- Raw data:

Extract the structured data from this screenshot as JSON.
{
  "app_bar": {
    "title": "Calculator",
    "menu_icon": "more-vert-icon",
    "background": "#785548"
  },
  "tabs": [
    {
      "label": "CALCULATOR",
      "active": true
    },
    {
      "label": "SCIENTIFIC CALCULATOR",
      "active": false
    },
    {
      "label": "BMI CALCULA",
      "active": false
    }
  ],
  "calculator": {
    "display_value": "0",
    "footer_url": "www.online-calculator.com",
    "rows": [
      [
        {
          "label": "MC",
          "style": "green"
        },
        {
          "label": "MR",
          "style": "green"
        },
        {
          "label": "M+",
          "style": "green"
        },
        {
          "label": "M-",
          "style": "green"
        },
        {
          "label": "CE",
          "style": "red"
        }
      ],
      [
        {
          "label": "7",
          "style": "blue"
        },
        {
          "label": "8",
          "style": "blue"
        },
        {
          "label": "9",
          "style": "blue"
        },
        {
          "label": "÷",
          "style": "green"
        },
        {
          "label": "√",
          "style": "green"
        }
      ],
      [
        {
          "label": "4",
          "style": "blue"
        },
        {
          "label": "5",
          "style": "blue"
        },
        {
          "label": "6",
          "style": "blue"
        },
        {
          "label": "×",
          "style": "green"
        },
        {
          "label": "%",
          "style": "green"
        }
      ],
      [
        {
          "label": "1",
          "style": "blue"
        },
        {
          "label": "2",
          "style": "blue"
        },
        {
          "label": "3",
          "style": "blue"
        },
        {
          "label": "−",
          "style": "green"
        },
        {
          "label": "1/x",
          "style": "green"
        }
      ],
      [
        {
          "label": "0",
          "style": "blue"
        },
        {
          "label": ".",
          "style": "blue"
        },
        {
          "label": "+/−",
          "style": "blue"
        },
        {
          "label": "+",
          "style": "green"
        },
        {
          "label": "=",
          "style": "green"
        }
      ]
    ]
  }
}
==
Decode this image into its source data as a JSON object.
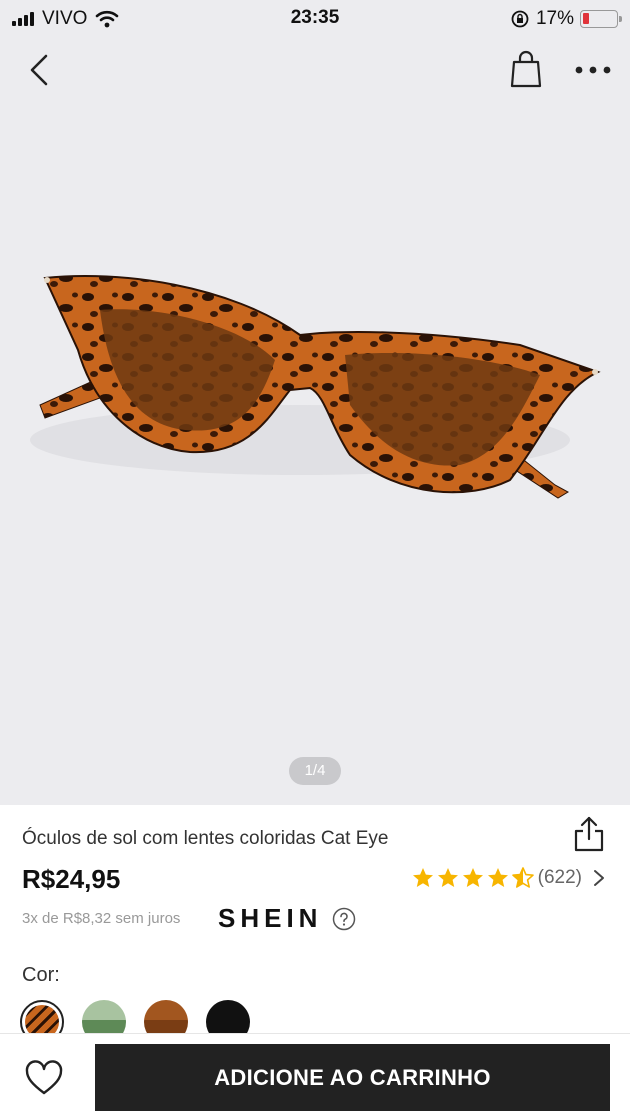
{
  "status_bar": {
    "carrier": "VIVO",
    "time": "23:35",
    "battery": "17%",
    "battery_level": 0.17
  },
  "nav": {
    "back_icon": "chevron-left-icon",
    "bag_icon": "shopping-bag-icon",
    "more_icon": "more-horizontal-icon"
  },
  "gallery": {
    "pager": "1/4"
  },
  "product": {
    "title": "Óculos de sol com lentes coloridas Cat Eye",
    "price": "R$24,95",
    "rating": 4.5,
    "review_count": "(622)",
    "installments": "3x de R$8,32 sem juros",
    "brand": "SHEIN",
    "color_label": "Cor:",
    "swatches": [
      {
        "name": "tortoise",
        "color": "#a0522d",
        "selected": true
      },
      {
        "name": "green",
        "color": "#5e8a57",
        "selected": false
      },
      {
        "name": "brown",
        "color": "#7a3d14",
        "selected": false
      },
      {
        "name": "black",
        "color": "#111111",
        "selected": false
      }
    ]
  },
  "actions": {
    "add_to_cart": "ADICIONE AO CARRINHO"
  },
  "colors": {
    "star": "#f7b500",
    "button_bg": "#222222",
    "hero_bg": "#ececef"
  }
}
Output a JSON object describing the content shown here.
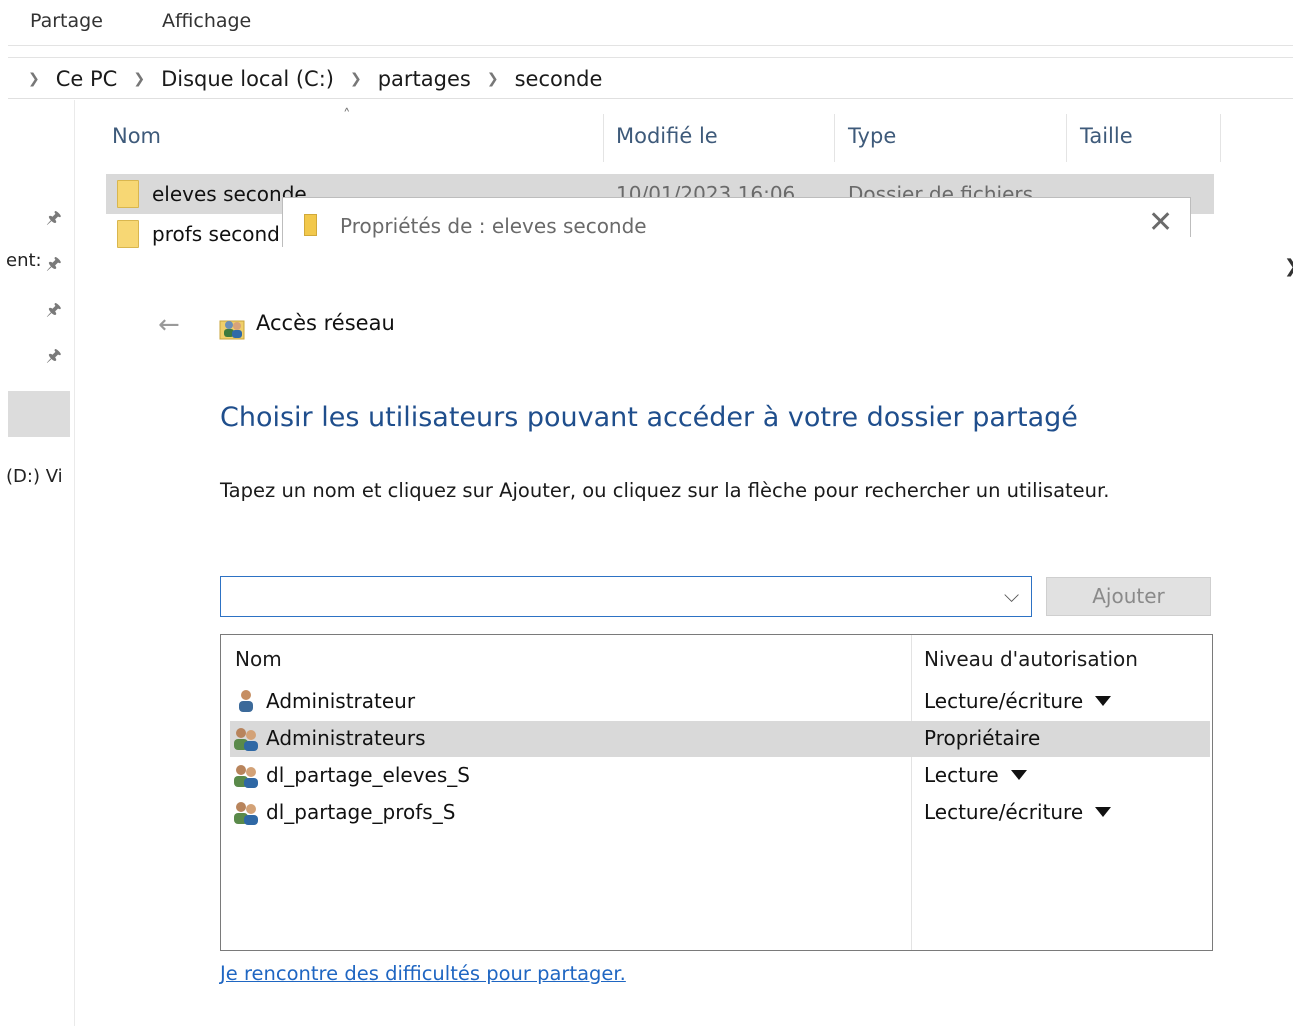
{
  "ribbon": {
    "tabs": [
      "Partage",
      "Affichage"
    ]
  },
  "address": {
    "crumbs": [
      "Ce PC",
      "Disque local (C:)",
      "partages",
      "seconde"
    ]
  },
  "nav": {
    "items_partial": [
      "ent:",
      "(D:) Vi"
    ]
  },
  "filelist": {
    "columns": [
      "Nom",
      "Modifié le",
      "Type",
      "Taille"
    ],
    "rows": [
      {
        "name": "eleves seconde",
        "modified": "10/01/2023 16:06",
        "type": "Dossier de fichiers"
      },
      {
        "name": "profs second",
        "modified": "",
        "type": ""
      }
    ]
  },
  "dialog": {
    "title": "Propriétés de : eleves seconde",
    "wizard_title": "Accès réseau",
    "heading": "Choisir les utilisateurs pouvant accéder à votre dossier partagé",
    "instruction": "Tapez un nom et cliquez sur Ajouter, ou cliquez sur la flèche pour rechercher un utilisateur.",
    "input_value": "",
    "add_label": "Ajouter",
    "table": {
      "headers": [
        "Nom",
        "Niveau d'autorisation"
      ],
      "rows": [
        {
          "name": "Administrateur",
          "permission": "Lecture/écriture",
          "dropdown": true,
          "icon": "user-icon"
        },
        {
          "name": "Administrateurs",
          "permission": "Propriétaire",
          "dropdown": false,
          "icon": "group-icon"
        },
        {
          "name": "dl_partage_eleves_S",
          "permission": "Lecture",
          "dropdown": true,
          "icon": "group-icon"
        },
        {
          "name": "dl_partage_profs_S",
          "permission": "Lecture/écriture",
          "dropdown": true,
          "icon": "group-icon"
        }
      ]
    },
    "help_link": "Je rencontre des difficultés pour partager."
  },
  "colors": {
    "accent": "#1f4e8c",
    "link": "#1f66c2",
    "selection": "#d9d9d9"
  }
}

- What to work on: Scan the records above for the string "icon", then select every line that holds it.

- Full output:
    "menu_icon": "more-vert-icon",
    "back_icon": "chevron-left-icon",
    "bag_icon": "shopping-bag-icon",
    "more_icon": "more-horizontal-icon"
          "icon": "user-icon"
          "icon": "group-icon"
          "icon": "group-icon"
          "icon": "group-icon"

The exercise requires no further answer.